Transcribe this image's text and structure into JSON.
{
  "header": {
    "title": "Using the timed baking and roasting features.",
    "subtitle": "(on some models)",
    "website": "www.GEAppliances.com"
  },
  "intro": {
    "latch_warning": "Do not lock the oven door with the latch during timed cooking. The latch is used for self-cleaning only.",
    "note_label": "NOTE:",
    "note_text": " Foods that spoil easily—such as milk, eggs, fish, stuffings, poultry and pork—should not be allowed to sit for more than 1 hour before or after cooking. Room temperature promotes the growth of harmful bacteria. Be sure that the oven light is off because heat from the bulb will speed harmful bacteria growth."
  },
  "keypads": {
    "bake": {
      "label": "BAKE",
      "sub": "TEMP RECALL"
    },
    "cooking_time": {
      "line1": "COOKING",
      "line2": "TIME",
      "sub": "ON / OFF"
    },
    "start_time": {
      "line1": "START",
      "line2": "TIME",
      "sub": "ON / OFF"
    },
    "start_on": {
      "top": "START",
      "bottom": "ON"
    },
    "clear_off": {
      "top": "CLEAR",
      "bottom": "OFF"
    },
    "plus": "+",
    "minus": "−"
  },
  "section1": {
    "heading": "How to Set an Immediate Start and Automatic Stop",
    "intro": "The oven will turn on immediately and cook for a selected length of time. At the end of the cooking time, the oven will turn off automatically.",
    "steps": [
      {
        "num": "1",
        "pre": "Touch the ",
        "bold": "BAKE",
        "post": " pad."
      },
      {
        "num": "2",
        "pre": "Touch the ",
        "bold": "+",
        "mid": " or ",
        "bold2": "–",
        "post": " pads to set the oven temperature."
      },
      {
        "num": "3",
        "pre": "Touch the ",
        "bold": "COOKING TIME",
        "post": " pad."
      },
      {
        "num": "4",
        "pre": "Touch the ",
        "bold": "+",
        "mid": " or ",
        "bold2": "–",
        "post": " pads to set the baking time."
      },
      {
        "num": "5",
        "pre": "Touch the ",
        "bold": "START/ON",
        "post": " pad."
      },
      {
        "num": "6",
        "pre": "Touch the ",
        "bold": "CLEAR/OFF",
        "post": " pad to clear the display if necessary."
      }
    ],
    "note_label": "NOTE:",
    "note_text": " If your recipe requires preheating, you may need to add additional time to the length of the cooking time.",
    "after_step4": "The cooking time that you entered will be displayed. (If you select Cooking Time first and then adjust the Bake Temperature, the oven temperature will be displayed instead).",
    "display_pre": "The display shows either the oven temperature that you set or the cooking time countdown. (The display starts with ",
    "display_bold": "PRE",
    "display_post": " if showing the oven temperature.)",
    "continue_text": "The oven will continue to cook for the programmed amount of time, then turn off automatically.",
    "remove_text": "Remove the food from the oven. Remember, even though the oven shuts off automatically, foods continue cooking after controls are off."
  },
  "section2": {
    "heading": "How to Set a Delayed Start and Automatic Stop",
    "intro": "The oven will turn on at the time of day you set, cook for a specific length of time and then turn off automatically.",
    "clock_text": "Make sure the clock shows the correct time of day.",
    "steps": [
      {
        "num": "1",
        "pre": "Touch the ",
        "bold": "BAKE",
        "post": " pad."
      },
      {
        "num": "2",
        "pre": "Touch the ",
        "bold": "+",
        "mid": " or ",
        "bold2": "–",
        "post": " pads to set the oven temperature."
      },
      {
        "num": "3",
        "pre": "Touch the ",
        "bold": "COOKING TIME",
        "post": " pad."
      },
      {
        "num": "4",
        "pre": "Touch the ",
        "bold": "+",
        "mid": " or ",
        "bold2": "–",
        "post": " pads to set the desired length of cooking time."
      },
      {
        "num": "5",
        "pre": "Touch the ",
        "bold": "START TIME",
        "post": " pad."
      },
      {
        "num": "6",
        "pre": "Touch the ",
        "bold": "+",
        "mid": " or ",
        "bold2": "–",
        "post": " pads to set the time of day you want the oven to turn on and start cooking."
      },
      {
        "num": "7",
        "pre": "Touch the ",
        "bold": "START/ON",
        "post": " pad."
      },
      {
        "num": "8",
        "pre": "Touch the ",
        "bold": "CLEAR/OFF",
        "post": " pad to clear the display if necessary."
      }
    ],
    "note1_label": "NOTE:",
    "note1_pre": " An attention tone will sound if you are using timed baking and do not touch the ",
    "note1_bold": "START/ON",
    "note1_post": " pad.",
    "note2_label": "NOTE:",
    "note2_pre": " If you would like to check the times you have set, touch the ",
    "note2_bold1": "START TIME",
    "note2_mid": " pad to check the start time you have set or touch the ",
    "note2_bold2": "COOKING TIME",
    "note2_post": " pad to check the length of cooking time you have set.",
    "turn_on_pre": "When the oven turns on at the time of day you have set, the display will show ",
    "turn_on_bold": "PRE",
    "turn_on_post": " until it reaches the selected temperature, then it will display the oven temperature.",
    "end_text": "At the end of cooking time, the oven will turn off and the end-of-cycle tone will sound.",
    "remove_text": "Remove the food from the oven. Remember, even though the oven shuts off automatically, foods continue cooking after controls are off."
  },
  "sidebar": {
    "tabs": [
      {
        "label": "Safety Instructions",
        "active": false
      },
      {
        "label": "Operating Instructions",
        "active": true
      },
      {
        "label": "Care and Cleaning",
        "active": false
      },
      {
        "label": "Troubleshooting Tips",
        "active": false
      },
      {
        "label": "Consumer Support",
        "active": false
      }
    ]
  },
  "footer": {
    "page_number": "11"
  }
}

- **What is expected**: In the material above, each line with the word "selected" should be copied.

- **Result of this task**:
    "intro": "The oven will turn on immediately and cook for a selected length of time. At the end of the cooking time, the oven will turn off automatically.",
    "turn_on_post": " until it reaches the selected temperature, then it will display the oven temperature.",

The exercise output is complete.